## Requirement
Please show each line of the listing where "title" is present.

## Data
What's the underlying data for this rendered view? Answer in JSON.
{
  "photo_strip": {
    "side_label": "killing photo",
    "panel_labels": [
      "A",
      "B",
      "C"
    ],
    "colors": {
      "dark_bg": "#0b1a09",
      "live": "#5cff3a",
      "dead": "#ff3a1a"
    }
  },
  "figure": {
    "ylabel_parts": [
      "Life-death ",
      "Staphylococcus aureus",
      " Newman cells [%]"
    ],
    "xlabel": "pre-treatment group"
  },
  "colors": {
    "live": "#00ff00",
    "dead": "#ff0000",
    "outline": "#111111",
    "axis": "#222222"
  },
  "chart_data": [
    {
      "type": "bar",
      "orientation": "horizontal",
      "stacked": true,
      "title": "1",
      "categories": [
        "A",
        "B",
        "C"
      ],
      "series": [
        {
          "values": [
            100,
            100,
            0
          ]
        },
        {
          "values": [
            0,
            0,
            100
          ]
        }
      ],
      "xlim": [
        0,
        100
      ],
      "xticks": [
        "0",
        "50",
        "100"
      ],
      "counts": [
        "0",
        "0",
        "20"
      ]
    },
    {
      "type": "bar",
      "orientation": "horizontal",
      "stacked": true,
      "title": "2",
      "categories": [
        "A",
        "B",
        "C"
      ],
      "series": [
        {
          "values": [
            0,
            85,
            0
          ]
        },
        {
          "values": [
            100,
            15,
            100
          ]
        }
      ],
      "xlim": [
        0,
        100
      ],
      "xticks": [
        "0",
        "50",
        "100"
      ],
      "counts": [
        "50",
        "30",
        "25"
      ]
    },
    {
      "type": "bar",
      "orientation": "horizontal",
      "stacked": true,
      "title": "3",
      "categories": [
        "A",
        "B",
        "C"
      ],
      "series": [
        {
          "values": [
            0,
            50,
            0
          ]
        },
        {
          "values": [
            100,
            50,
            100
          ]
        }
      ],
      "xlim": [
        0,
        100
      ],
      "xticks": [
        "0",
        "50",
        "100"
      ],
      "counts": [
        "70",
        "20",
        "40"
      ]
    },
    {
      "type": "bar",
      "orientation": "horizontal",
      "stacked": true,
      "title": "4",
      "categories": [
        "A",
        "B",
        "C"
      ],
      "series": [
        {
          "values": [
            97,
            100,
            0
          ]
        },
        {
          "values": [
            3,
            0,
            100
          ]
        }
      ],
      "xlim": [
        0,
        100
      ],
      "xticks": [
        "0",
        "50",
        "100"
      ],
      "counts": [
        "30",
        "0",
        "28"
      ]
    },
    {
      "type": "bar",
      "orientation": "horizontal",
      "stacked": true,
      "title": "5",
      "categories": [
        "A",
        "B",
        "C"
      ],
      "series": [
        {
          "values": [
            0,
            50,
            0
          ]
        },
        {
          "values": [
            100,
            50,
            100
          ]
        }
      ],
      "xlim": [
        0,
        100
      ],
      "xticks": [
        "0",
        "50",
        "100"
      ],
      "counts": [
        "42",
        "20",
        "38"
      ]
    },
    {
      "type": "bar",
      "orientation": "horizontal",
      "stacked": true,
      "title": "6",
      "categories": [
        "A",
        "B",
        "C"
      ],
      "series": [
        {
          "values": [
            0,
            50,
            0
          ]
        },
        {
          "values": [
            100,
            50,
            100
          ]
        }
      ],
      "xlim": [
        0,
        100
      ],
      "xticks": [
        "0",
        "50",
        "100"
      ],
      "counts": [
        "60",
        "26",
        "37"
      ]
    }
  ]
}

## The completed task
      "title": "1",
      "title": "2",
      "title": "3",
      "title": "4",
      "title": "5",
      "title": "6",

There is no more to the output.